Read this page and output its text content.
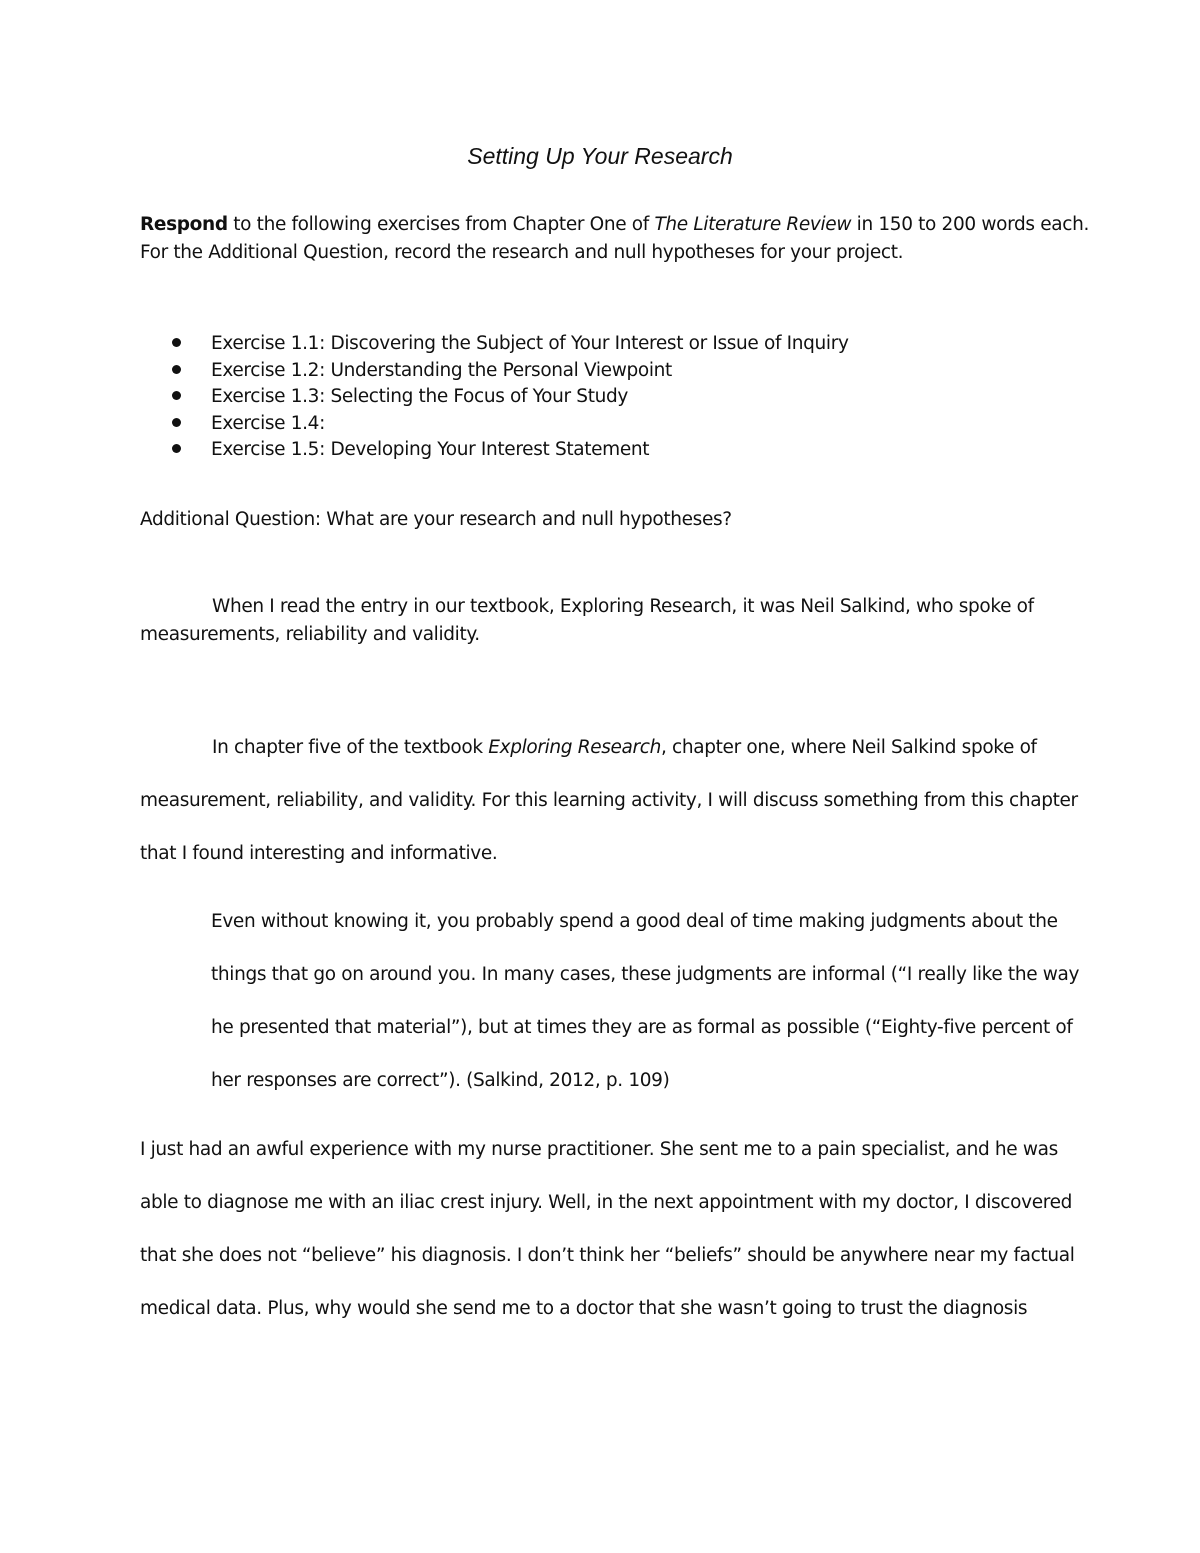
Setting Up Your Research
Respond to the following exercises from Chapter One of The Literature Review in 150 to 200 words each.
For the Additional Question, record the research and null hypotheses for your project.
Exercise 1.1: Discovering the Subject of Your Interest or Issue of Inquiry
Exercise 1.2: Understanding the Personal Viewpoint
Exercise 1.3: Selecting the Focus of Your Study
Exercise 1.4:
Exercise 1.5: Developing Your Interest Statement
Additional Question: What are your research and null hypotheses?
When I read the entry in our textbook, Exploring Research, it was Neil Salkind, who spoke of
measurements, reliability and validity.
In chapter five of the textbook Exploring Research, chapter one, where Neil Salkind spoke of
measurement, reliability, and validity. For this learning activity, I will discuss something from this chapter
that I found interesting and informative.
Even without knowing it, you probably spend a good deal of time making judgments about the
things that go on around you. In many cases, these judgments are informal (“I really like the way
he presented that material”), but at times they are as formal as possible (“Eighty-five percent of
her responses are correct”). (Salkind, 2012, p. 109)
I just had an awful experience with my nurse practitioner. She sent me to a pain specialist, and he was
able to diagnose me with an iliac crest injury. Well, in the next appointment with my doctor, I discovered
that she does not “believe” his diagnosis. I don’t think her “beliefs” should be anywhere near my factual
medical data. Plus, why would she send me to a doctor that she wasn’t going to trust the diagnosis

▬▬▬▬▬▬

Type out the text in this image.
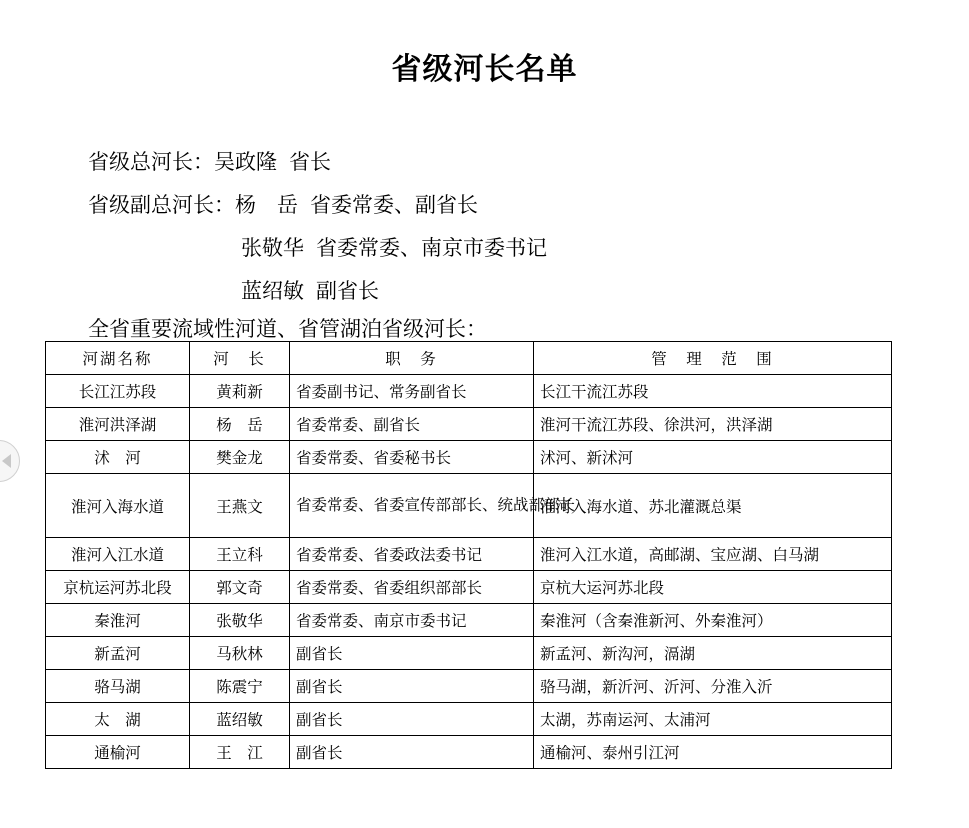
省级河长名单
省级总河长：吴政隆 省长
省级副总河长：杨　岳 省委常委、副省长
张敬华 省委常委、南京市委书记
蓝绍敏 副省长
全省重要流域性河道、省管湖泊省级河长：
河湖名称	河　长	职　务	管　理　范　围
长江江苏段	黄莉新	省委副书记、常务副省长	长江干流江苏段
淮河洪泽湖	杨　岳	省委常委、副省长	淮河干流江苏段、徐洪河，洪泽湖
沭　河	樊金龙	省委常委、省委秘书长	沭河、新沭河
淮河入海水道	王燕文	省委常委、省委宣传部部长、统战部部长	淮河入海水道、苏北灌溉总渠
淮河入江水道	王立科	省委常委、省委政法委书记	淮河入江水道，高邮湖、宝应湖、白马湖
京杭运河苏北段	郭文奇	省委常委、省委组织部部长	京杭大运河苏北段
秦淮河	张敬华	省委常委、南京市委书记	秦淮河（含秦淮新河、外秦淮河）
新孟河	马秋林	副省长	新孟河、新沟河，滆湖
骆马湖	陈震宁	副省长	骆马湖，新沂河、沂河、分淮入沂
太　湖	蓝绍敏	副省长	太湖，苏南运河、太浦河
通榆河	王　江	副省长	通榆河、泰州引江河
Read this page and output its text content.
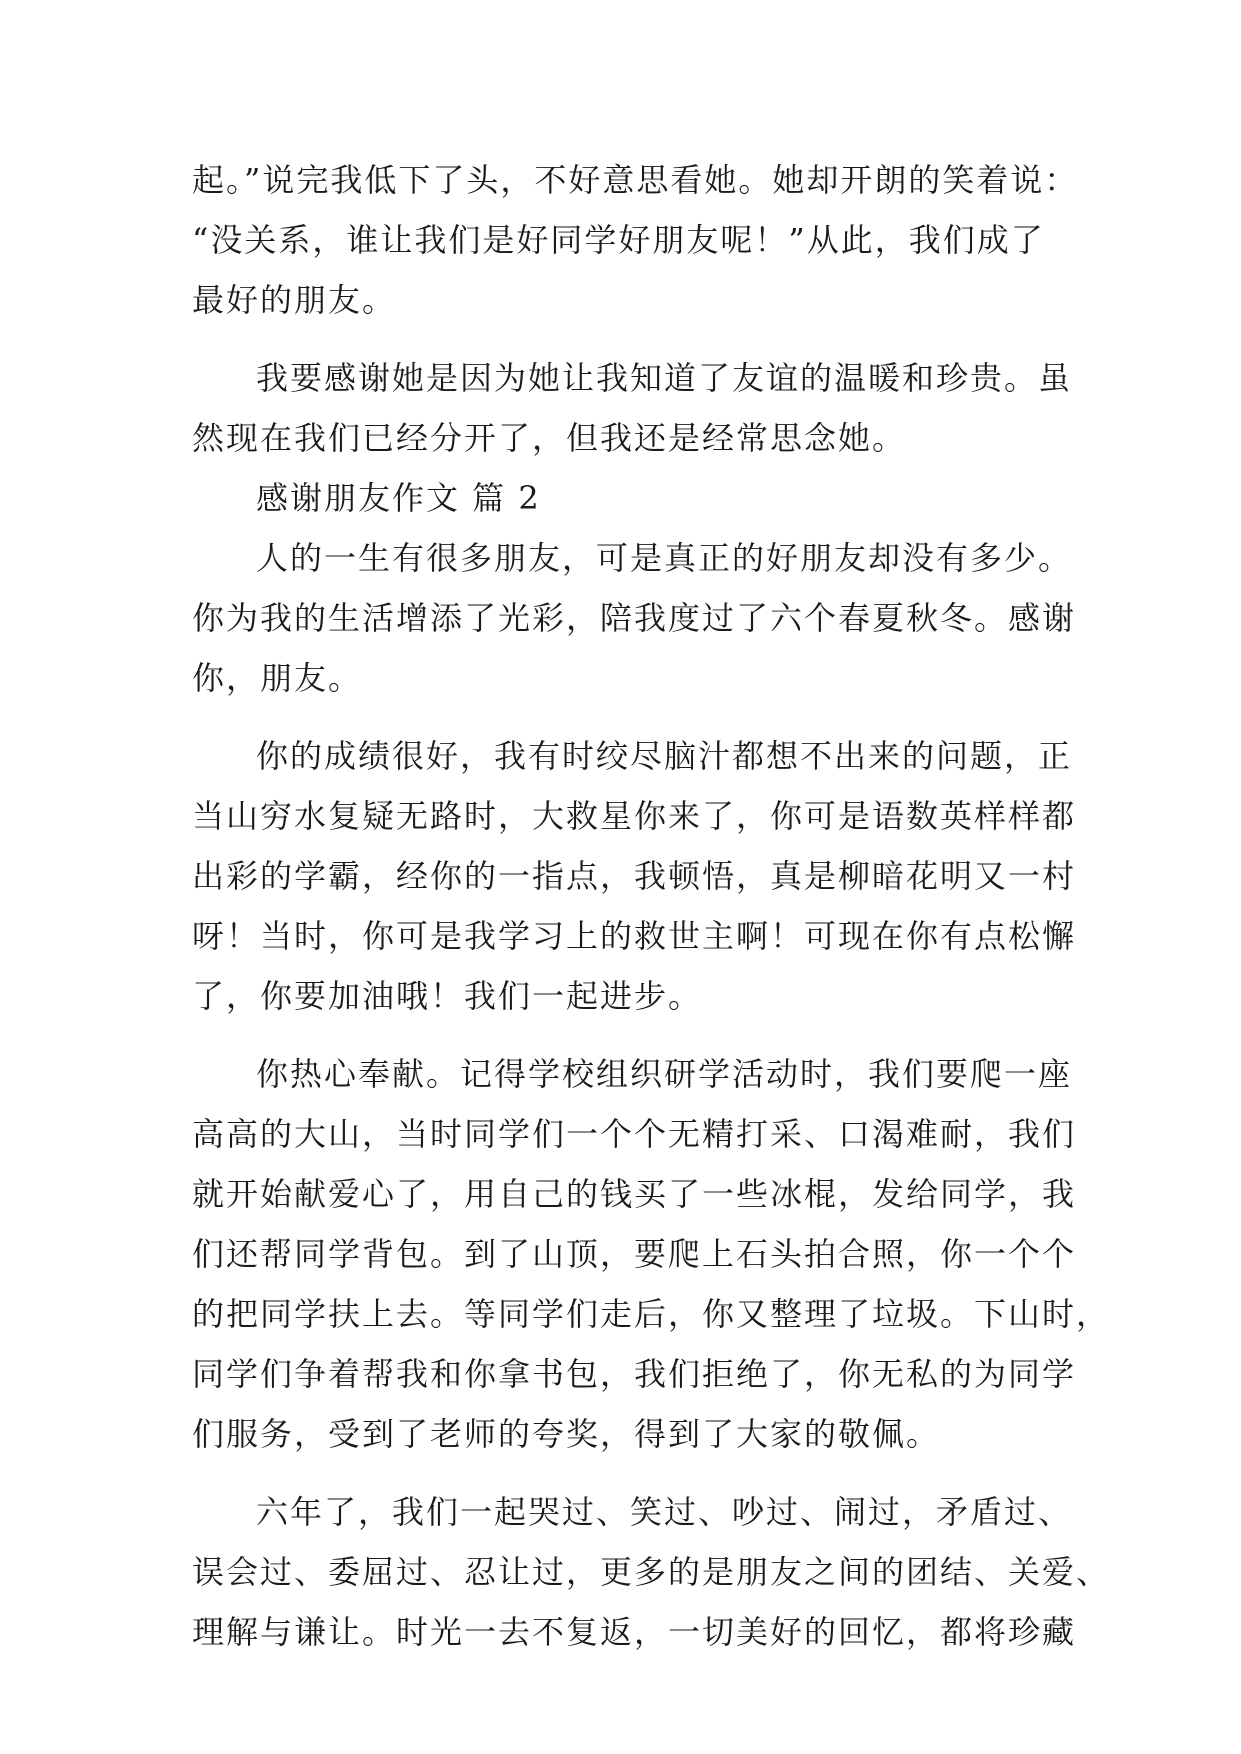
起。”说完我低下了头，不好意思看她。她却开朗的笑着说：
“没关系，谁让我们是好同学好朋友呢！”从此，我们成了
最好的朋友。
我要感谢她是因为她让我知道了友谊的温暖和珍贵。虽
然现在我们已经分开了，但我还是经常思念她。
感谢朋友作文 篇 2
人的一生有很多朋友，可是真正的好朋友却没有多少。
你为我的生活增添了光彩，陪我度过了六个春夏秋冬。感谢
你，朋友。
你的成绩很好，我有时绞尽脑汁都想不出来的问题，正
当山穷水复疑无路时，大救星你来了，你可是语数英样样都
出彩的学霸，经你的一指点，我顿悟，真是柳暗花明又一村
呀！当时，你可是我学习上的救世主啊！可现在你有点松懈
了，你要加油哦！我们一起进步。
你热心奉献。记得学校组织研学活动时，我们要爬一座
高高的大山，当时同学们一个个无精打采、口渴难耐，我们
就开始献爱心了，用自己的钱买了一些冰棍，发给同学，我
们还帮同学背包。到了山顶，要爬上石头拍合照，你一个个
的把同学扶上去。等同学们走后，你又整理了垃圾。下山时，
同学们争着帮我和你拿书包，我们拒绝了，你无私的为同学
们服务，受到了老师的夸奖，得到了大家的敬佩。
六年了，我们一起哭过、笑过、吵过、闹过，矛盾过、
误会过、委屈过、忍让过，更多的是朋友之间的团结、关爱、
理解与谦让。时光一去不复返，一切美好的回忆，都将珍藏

▬▬▬▬▬▬

**REQUIRED TASK**
Determine how many lines in the listing above hold the word "this", answering with the number only.

**TASK OUTPUT**
4